==== SUPPLIED ENTRIES
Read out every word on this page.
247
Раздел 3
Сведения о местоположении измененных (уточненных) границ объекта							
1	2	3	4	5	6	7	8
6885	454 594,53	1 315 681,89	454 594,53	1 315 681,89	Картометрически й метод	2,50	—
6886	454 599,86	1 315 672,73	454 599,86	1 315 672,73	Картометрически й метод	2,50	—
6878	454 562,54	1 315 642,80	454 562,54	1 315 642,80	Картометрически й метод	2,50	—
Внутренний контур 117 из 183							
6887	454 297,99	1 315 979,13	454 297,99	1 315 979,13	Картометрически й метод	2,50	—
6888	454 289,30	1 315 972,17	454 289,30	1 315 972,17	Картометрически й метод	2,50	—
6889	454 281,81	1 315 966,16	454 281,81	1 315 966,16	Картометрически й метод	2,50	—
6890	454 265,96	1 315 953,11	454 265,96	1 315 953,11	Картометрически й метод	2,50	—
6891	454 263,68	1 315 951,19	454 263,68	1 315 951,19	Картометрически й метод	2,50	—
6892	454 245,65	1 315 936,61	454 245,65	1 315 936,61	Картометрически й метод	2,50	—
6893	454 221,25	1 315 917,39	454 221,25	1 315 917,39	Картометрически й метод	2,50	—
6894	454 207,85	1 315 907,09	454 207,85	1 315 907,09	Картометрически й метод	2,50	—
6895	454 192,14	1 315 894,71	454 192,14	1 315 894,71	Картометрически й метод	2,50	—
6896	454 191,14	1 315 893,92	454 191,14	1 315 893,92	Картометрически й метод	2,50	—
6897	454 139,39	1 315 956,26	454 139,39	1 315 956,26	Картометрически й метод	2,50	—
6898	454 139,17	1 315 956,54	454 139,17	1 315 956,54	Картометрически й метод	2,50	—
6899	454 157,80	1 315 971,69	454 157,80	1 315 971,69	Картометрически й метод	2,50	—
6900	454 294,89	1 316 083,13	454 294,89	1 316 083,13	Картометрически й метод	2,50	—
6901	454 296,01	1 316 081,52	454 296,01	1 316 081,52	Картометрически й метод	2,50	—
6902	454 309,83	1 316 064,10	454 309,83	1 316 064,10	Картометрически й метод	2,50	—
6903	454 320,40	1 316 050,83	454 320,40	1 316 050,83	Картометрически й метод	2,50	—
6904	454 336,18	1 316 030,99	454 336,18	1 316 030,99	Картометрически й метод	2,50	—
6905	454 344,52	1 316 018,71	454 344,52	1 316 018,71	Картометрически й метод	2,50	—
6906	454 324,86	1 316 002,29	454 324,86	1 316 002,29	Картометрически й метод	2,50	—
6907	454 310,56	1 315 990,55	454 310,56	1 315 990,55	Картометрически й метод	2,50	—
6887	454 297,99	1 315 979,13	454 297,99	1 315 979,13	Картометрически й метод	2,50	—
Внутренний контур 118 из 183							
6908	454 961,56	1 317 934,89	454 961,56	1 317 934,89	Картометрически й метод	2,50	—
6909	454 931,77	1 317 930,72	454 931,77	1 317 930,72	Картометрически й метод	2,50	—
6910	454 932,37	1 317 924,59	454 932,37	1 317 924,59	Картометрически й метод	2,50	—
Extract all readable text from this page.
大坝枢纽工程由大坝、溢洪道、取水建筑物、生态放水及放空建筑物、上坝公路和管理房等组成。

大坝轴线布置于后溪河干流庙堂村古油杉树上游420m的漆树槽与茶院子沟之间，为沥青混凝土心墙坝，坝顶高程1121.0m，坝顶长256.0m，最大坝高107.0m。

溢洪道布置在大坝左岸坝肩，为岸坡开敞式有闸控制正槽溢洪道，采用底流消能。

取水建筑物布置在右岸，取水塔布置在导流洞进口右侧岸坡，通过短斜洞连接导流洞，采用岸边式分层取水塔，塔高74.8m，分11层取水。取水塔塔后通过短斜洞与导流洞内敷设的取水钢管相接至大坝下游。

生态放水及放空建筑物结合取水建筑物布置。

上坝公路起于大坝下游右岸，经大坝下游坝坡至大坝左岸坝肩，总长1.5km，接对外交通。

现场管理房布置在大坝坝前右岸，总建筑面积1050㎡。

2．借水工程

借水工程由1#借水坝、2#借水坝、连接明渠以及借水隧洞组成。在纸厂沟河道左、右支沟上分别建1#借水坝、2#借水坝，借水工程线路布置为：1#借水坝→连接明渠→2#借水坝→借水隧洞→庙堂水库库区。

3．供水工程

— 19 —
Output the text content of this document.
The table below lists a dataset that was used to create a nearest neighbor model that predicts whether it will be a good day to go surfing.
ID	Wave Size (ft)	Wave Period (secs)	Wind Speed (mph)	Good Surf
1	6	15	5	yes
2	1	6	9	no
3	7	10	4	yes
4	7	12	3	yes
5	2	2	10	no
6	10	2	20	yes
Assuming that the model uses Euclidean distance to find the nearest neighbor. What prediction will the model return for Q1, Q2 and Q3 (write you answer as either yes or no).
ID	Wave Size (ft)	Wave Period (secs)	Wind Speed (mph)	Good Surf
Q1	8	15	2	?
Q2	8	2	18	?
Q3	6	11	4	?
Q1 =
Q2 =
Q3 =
========
WHAT TO PRODUCE -
From the line holding "Extract all readable text from this page." down to the final line above, quote every line exactly and only those lines.

SOLUTION TO THIS EXERCISE -
Extract all readable text from this page.
大坝枢纽工程由大坝、溢洪道、取水建筑物、生态放水及放空建筑物、上坝公路和管理房等组成。

大坝轴线布置于后溪河干流庙堂村古油杉树上游420m的漆树槽与茶院子沟之间，为沥青混凝土心墙坝，坝顶高程1121.0m，坝顶长256.0m，最大坝高107.0m。

溢洪道布置在大坝左岸坝肩，为岸坡开敞式有闸控制正槽溢洪道，采用底流消能。

取水建筑物布置在右岸，取水塔布置在导流洞进口右侧岸坡，通过短斜洞连接导流洞，采用岸边式分层取水塔，塔高74.8m，分11层取水。取水塔塔后通过短斜洞与导流洞内敷设的取水钢管相接至大坝下游。

生态放水及放空建筑物结合取水建筑物布置。

上坝公路起于大坝下游右岸，经大坝下游坝坡至大坝左岸坝肩，总长1.5km，接对外交通。

现场管理房布置在大坝坝前右岸，总建筑面积1050㎡。

2．借水工程

借水工程由1#借水坝、2#借水坝、连接明渠以及借水隧洞组成。在纸厂沟河道左、右支沟上分别建1#借水坝、2#借水坝，借水工程线路布置为：1#借水坝→连接明渠→2#借水坝→借水隧洞→庙堂水库库区。

3．供水工程

— 19 —
Output the text content of this document.
The table below lists a dataset that was used to create a nearest neighbor model that predicts whether it will be a good day to go surfing.
ID	Wave Size (ft)	Wave Period (secs)	Wind Speed (mph)	Good Surf
1	6	15	5	yes
2	1	6	9	no
3	7	10	4	yes
4	7	12	3	yes
5	2	2	10	no
6	10	2	20	yes
Assuming that the model uses Euclidean distance to find the nearest neighbor. What prediction will the model return for Q1, Q2 and Q3 (write you answer as either yes or no).
ID	Wave Size (ft)	Wave Period (secs)	Wind Speed (mph)	Good Surf
Q1	8	15	2	?
Q2	8	2	18	?
Q3	6	11	4	?
Q1 =
Q2 =
Q3 =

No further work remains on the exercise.